WRITTEN TASK:
Pull every line containing "JSON" out of the material below.

[start of THE RECORDS]

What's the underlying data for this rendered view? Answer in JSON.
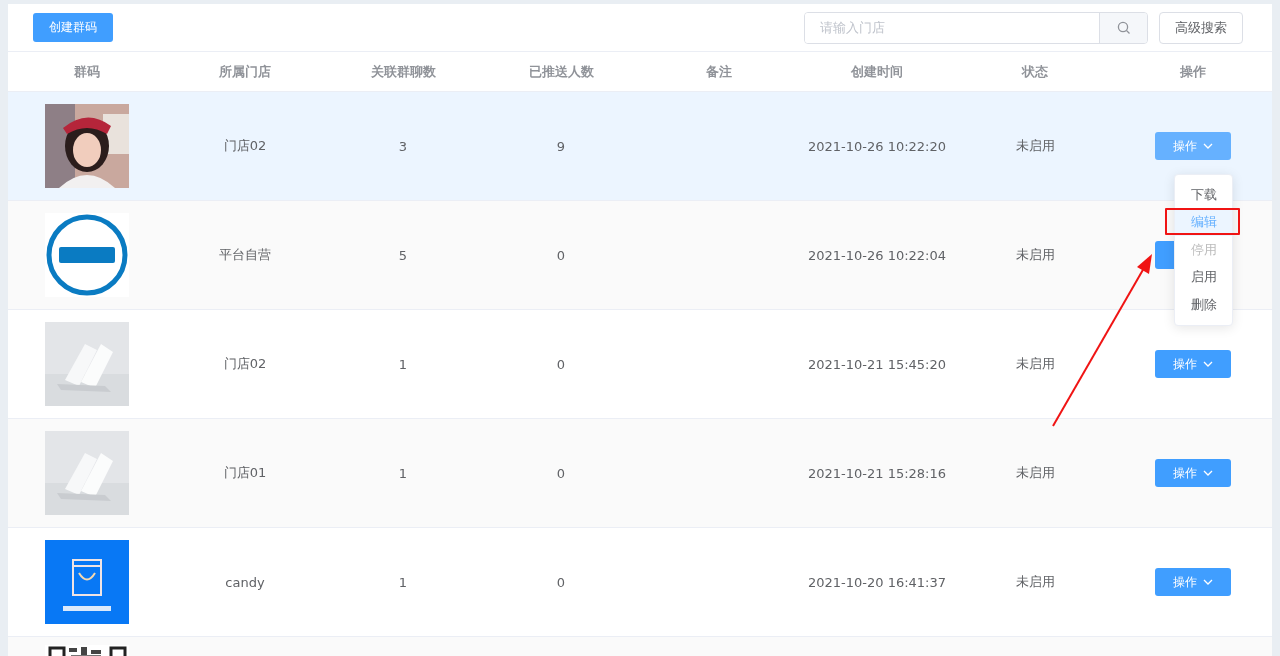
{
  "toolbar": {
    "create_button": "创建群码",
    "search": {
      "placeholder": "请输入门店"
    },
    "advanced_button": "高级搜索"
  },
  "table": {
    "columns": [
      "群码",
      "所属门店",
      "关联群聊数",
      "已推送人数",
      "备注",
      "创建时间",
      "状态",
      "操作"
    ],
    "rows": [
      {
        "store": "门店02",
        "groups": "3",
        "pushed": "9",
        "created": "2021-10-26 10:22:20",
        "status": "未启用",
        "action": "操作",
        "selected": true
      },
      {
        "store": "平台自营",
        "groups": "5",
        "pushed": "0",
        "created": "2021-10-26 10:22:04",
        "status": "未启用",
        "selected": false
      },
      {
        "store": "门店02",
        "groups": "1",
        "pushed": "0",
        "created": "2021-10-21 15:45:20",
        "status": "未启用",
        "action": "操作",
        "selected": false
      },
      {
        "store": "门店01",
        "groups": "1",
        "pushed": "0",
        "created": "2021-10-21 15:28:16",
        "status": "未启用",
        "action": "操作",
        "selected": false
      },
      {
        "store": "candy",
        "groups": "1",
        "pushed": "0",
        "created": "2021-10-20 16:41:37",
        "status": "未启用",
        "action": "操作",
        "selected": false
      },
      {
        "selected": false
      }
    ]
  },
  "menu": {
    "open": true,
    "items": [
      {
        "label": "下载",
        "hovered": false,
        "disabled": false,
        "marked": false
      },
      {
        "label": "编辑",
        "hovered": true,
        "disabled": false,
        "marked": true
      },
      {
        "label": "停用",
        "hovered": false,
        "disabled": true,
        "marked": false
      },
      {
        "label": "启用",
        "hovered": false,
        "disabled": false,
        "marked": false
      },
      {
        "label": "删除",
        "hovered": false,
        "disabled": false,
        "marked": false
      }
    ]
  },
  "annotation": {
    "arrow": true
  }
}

[end of THE RECORDS]
[start of THE RECORDS]

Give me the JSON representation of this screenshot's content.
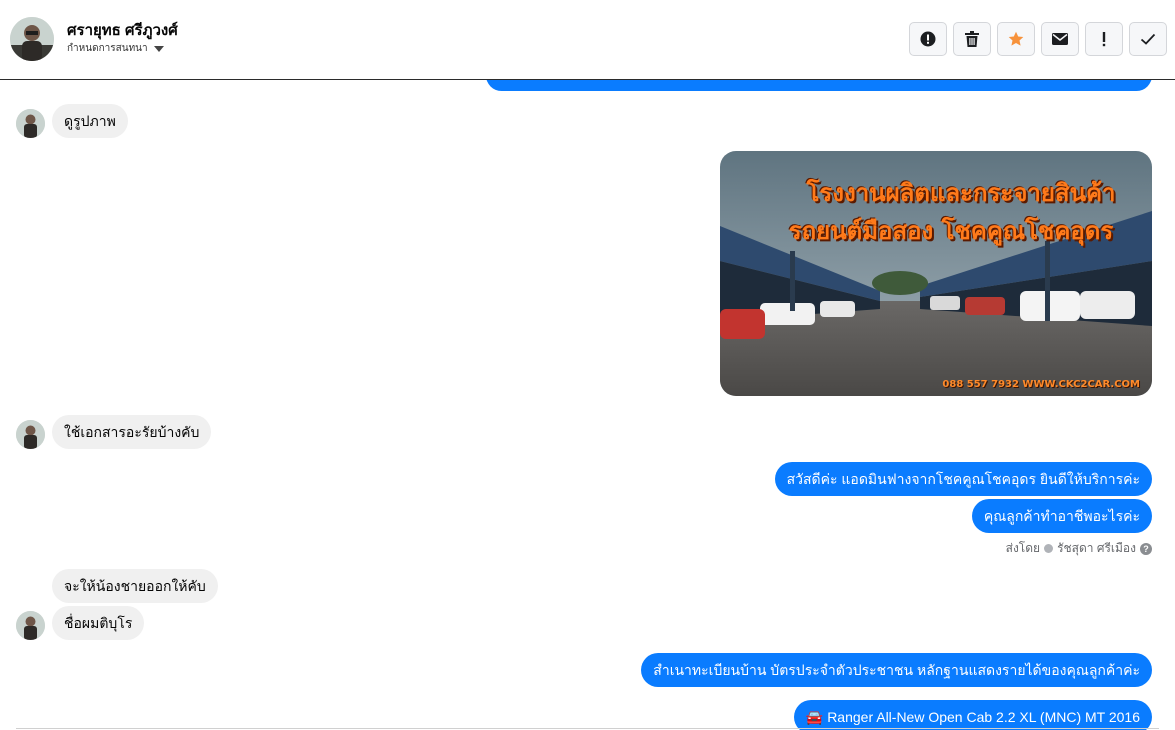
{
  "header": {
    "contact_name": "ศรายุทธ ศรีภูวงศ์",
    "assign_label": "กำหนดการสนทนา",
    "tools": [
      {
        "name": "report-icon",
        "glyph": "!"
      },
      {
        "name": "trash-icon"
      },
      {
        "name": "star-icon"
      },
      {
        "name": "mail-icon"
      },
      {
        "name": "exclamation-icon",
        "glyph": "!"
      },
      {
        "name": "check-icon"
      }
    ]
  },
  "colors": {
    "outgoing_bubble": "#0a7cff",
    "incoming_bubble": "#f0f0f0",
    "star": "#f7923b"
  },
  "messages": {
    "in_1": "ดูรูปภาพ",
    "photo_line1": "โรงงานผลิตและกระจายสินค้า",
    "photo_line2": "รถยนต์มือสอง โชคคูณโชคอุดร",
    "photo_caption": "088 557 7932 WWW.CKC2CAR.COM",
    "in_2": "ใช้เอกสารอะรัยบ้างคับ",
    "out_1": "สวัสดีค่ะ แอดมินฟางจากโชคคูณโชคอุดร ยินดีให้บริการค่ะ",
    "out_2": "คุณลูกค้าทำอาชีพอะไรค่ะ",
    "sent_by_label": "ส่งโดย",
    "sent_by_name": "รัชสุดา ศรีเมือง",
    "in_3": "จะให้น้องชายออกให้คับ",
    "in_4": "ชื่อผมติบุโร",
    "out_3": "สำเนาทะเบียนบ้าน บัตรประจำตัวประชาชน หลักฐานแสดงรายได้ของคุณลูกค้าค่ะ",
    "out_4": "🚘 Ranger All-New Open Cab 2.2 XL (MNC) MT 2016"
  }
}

[end of THE RECORDS]

RESPONSE:
What's the underlying data for this rendered view? Answer in JSON.
Give me the JSON representation of this screenshot's content.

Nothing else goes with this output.